From the entries that follow, gather each line holding the word "their".

─── Data listing

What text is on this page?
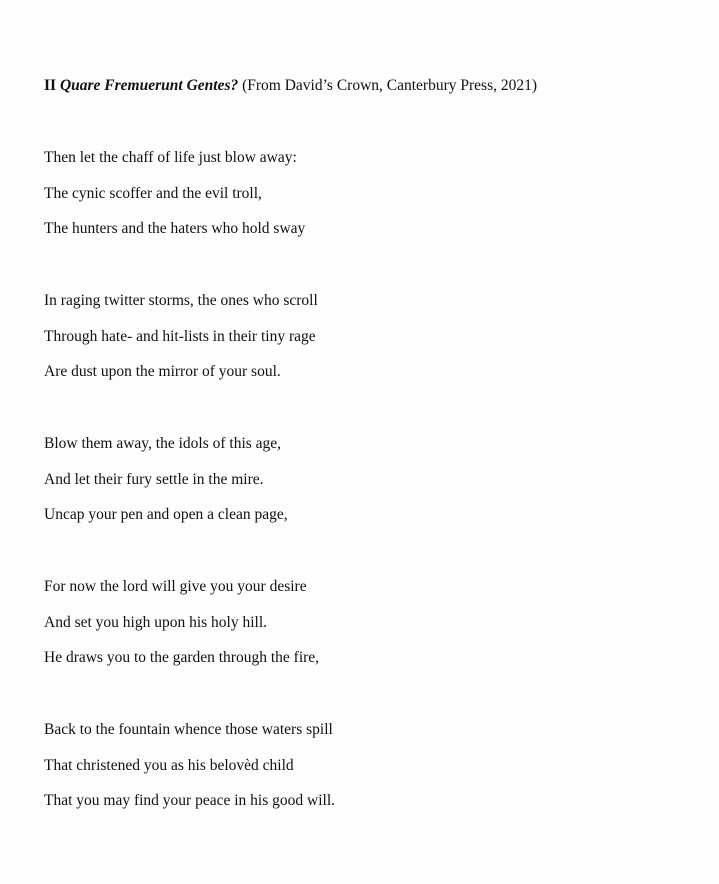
II Quare Fremuerunt Gentes? (From David’s Crown, Canterbury Press, 2021)
Then let the chaff of life just blow away:
The cynic scoffer and the evil troll,
The hunters and the haters who hold sway
In raging twitter storms, the ones who scroll
Through hate- and hit-lists in their tiny rage
Are dust upon the mirror of your soul.
Blow them away, the idols of this age,
And let their fury settle in the mire.
Uncap your pen and open a clean page,
For now the lord will give you your desire
And set you high upon his holy hill.
He draws you to the garden through the fire,
Back to the fountain whence those waters spill
That christened you as his belovèd child
That you may find your peace in his good will.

──────

• **Reply to the task**
Through hate- and hit-lists in their tiny rage
And let their fury settle in the mire.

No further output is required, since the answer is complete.